Check each line of the listing for the string "JSON", then state how many lines have it. Only the number is wanted.

* Records for the exercise *
↓↓↓
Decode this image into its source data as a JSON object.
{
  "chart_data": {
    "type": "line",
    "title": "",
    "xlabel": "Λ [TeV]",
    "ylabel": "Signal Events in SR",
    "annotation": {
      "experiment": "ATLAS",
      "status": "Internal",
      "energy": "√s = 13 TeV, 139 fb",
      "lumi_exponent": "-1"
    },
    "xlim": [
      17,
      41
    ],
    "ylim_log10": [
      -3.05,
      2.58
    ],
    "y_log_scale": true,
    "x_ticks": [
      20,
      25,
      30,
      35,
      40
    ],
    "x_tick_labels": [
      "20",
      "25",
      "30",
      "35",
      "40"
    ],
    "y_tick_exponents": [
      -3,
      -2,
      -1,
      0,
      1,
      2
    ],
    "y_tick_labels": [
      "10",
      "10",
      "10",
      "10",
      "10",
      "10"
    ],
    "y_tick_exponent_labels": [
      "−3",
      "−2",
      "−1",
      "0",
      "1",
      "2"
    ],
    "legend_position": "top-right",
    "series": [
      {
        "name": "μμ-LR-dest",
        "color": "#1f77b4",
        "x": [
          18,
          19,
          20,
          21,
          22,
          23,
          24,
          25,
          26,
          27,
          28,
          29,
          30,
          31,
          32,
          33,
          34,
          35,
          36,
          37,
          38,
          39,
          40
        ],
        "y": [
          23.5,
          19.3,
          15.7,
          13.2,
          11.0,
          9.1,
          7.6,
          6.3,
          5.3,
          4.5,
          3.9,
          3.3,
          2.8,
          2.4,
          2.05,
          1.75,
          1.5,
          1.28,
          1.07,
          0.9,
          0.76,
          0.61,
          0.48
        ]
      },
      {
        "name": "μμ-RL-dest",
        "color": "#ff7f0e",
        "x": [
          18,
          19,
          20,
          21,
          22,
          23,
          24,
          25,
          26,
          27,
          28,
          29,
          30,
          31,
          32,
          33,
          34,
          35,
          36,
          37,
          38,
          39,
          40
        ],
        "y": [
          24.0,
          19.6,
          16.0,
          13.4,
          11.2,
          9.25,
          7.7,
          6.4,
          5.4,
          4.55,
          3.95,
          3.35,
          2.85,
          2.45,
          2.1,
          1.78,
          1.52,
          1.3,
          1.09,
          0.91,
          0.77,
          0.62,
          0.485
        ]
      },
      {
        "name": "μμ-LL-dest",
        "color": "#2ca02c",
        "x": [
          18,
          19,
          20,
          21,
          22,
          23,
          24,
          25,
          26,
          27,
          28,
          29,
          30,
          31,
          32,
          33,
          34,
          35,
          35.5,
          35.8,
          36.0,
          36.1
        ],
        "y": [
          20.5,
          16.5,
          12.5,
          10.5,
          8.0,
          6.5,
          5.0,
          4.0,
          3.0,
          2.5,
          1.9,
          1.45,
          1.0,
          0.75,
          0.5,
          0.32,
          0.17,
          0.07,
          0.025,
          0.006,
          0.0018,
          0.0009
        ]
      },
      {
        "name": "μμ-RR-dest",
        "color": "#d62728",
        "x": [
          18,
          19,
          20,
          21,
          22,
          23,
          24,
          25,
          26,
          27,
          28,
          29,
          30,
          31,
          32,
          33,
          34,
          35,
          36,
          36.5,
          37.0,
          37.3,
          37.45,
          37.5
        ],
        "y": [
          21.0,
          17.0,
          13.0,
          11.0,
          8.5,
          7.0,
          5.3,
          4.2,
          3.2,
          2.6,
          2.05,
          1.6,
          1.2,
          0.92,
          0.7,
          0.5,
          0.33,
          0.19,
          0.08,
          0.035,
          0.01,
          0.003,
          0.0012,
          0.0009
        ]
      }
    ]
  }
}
↑↑↑
↓↓↓
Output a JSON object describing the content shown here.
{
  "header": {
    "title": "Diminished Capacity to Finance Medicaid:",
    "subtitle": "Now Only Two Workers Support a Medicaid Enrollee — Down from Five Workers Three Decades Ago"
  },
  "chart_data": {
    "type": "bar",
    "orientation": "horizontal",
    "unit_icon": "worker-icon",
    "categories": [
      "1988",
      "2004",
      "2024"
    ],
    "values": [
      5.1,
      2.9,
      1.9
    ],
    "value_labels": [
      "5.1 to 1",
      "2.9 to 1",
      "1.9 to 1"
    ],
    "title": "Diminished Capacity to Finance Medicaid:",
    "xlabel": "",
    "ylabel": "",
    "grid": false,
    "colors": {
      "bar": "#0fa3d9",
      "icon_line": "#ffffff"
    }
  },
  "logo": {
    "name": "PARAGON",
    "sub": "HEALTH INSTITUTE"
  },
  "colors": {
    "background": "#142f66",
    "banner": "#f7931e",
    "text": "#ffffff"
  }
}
↑↑↑
* Exercise response *
2